**Your goal:**
Repeat the lines below exactly as they appear, but leave out the images.

**Records for processing:**
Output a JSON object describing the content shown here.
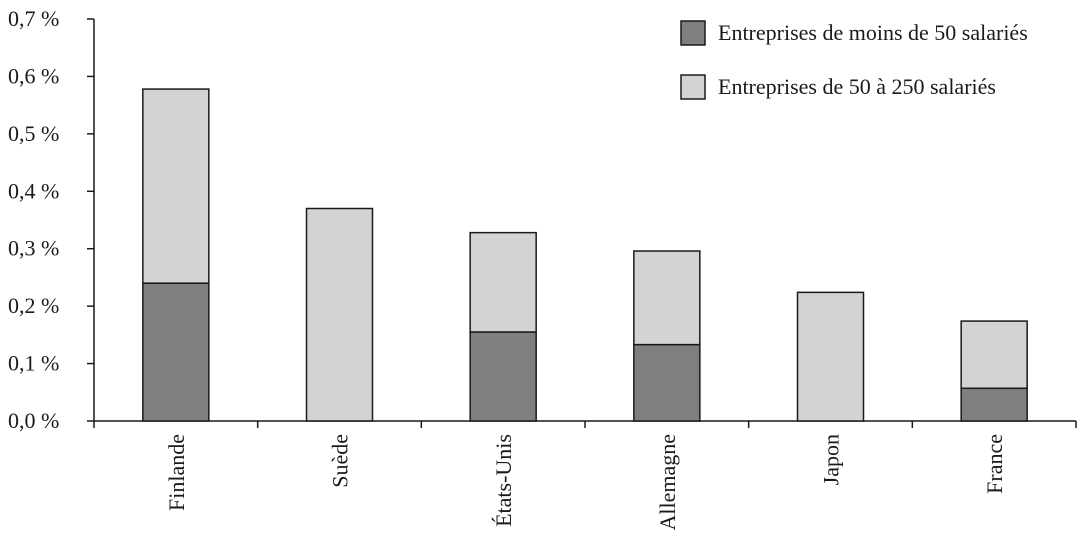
{
  "chart_data": {
    "type": "bar",
    "stacked": true,
    "categories": [
      "Finlande",
      "Suède",
      "États-Unis",
      "Allemagne",
      "Japon",
      "France"
    ],
    "series": [
      {
        "name": "Entreprises de moins de 50 salariés",
        "values": [
          0.24,
          0.0,
          0.155,
          0.133,
          0.0,
          0.057
        ],
        "color": "#7f7f7f"
      },
      {
        "name": "Entreprises de 50 à 250 salariés",
        "values": [
          0.338,
          0.37,
          0.173,
          0.163,
          0.224,
          0.117
        ],
        "color": "#d3d3d3"
      }
    ],
    "ylim": [
      0,
      0.7
    ],
    "yticks": [
      {
        "value": 0.0,
        "label": "0,0 %"
      },
      {
        "value": 0.1,
        "label": "0,1 %"
      },
      {
        "value": 0.2,
        "label": "0,2 %"
      },
      {
        "value": 0.3,
        "label": "0,3 %"
      },
      {
        "value": 0.4,
        "label": "0,4 %"
      },
      {
        "value": 0.5,
        "label": "0,5 %"
      },
      {
        "value": 0.6,
        "label": "0,6 %"
      },
      {
        "value": 0.7,
        "label": "0,7 %"
      }
    ],
    "title": "",
    "xlabel": "",
    "ylabel": "",
    "grid": false,
    "legend_position": "top-right",
    "category_label_orientation": "vertical"
  }
}
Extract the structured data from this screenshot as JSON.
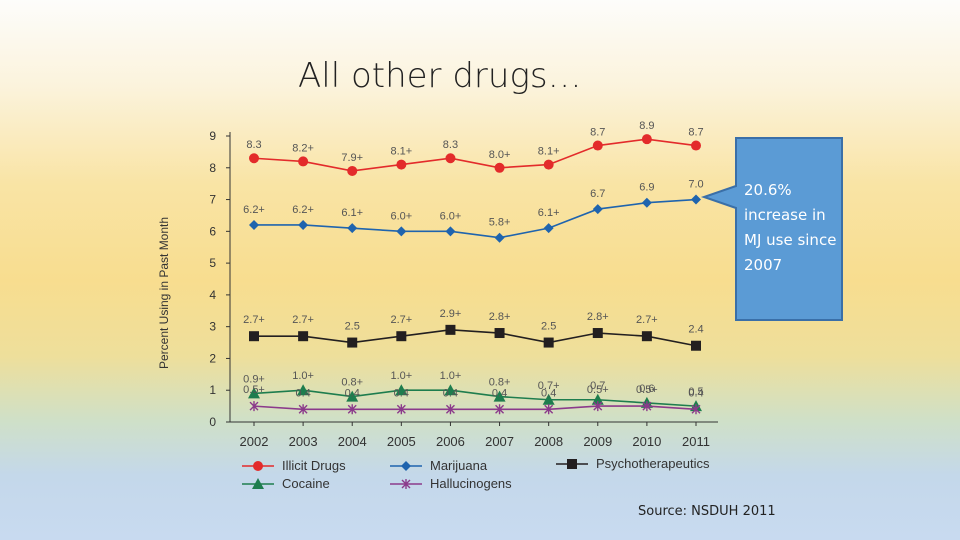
{
  "slide": {
    "title": "All other drugs…",
    "callout": "20.6% increase in MJ use since 2007",
    "source": "Source: NSDUH 2011"
  },
  "chart_data": {
    "type": "line",
    "ylabel": "Percent Using in Past Month",
    "xlabel": "",
    "ylim": [
      0,
      9
    ],
    "yticks": [
      0,
      1,
      2,
      3,
      4,
      5,
      6,
      7,
      8,
      9
    ],
    "x": [
      2002,
      2003,
      2004,
      2005,
      2006,
      2007,
      2008,
      2009,
      2010,
      2011
    ],
    "grid": false,
    "legend_position": "bottom",
    "series": [
      {
        "name": "Illicit Drugs",
        "color": "#e32b2b",
        "marker": "circle",
        "values": [
          8.3,
          8.2,
          7.9,
          8.1,
          8.3,
          8.0,
          8.1,
          8.7,
          8.9,
          8.7
        ],
        "labels": [
          "8.3",
          "8.2+",
          "7.9+",
          "8.1+",
          "8.3",
          "8.0+",
          "8.1+",
          "8.7",
          "8.9",
          "8.7"
        ]
      },
      {
        "name": "Marijuana",
        "color": "#1f64ae",
        "marker": "diamond",
        "values": [
          6.2,
          6.2,
          6.1,
          6.0,
          6.0,
          5.8,
          6.1,
          6.7,
          6.9,
          7.0
        ],
        "labels": [
          "6.2+",
          "6.2+",
          "6.1+",
          "6.0+",
          "6.0+",
          "5.8+",
          "6.1+",
          "6.7",
          "6.9",
          "7.0"
        ]
      },
      {
        "name": "Psychotherapeutics",
        "color": "#231f20",
        "marker": "square",
        "values": [
          2.7,
          2.7,
          2.5,
          2.7,
          2.9,
          2.8,
          2.5,
          2.8,
          2.7,
          2.4
        ],
        "labels": [
          "2.7+",
          "2.7+",
          "2.5",
          "2.7+",
          "2.9+",
          "2.8+",
          "2.5",
          "2.8+",
          "2.7+",
          "2.4"
        ]
      },
      {
        "name": "Cocaine",
        "color": "#1e7d4e",
        "marker": "triangle",
        "values": [
          0.9,
          1.0,
          0.8,
          1.0,
          1.0,
          0.8,
          0.7,
          0.7,
          0.6,
          0.5
        ],
        "labels": [
          "0.9+",
          "1.0+",
          "0.8+",
          "1.0+",
          "1.0+",
          "0.8+",
          "0.7+",
          "0.7",
          "0.6",
          "0.5"
        ]
      },
      {
        "name": "Hallucinogens",
        "color": "#8b3a8b",
        "marker": "cross",
        "values": [
          0.5,
          0.4,
          0.4,
          0.4,
          0.4,
          0.4,
          0.4,
          0.5,
          0.5,
          0.4
        ],
        "labels": [
          "0.5+",
          "0.4",
          "0.4",
          "0.4",
          "0.4",
          "0.4",
          "0.4",
          "0.5+",
          "0.5+",
          "0.4"
        ]
      }
    ]
  }
}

**The response:**
Output a JSON object describing the content shown here.
{
  "chart_data": {
    "type": "bar",
    "stacked": true,
    "categories": [
      "Finlande",
      "Suède",
      "États-Unis",
      "Allemagne",
      "Japon",
      "France"
    ],
    "series": [
      {
        "name": "Entreprises de moins de 50 salariés",
        "values": [
          0.24,
          0.0,
          0.155,
          0.133,
          0.0,
          0.057
        ],
        "color": "#7f7f7f"
      },
      {
        "name": "Entreprises de 50 à 250 salariés",
        "values": [
          0.338,
          0.37,
          0.173,
          0.163,
          0.224,
          0.117
        ],
        "color": "#d3d3d3"
      }
    ],
    "ylim": [
      0,
      0.7
    ],
    "yticks": [
      {
        "value": 0.0,
        "label": "0,0 %"
      },
      {
        "value": 0.1,
        "label": "0,1 %"
      },
      {
        "value": 0.2,
        "label": "0,2 %"
      },
      {
        "value": 0.3,
        "label": "0,3 %"
      },
      {
        "value": 0.4,
        "label": "0,4 %"
      },
      {
        "value": 0.5,
        "label": "0,5 %"
      },
      {
        "value": 0.6,
        "label": "0,6 %"
      },
      {
        "value": 0.7,
        "label": "0,7 %"
      }
    ],
    "title": "",
    "xlabel": "",
    "ylabel": "",
    "grid": false,
    "legend_position": "top-right",
    "category_label_orientation": "vertical"
  }
}
Extract the structured data from this screenshot as JSON.
{
  "slide": {
    "title": "All other drugs…",
    "callout": "20.6% increase in MJ use since 2007",
    "source": "Source: NSDUH 2011"
  },
  "chart_data": {
    "type": "line",
    "ylabel": "Percent Using in Past Month",
    "xlabel": "",
    "ylim": [
      0,
      9
    ],
    "yticks": [
      0,
      1,
      2,
      3,
      4,
      5,
      6,
      7,
      8,
      9
    ],
    "x": [
      2002,
      2003,
      2004,
      2005,
      2006,
      2007,
      2008,
      2009,
      2010,
      2011
    ],
    "grid": false,
    "legend_position": "bottom",
    "series": [
      {
        "name": "Illicit Drugs",
        "color": "#e32b2b",
        "marker": "circle",
        "values": [
          8.3,
          8.2,
          7.9,
          8.1,
          8.3,
          8.0,
          8.1,
          8.7,
          8.9,
          8.7
        ],
        "labels": [
          "8.3",
          "8.2+",
          "7.9+",
          "8.1+",
          "8.3",
          "8.0+",
          "8.1+",
          "8.7",
          "8.9",
          "8.7"
        ]
      },
      {
        "name": "Marijuana",
        "color": "#1f64ae",
        "marker": "diamond",
        "values": [
          6.2,
          6.2,
          6.1,
          6.0,
          6.0,
          5.8,
          6.1,
          6.7,
          6.9,
          7.0
        ],
        "labels": [
          "6.2+",
          "6.2+",
          "6.1+",
          "6.0+",
          "6.0+",
          "5.8+",
          "6.1+",
          "6.7",
          "6.9",
          "7.0"
        ]
      },
      {
        "name": "Psychotherapeutics",
        "color": "#231f20",
        "marker": "square",
        "values": [
          2.7,
          2.7,
          2.5,
          2.7,
          2.9,
          2.8,
          2.5,
          2.8,
          2.7,
          2.4
        ],
        "labels": [
          "2.7+",
          "2.7+",
          "2.5",
          "2.7+",
          "2.9+",
          "2.8+",
          "2.5",
          "2.8+",
          "2.7+",
          "2.4"
        ]
      },
      {
        "name": "Cocaine",
        "color": "#1e7d4e",
        "marker": "triangle",
        "values": [
          0.9,
          1.0,
          0.8,
          1.0,
          1.0,
          0.8,
          0.7,
          0.7,
          0.6,
          0.5
        ],
        "labels": [
          "0.9+",
          "1.0+",
          "0.8+",
          "1.0+",
          "1.0+",
          "0.8+",
          "0.7+",
          "0.7",
          "0.6",
          "0.5"
        ]
      },
      {
        "name": "Hallucinogens",
        "color": "#8b3a8b",
        "marker": "cross",
        "values": [
          0.5,
          0.4,
          0.4,
          0.4,
          0.4,
          0.4,
          0.4,
          0.5,
          0.5,
          0.4
        ],
        "labels": [
          "0.5+",
          "0.4",
          "0.4",
          "0.4",
          "0.4",
          "0.4",
          "0.4",
          "0.5+",
          "0.5+",
          "0.4"
        ]
      }
    ]
  }
}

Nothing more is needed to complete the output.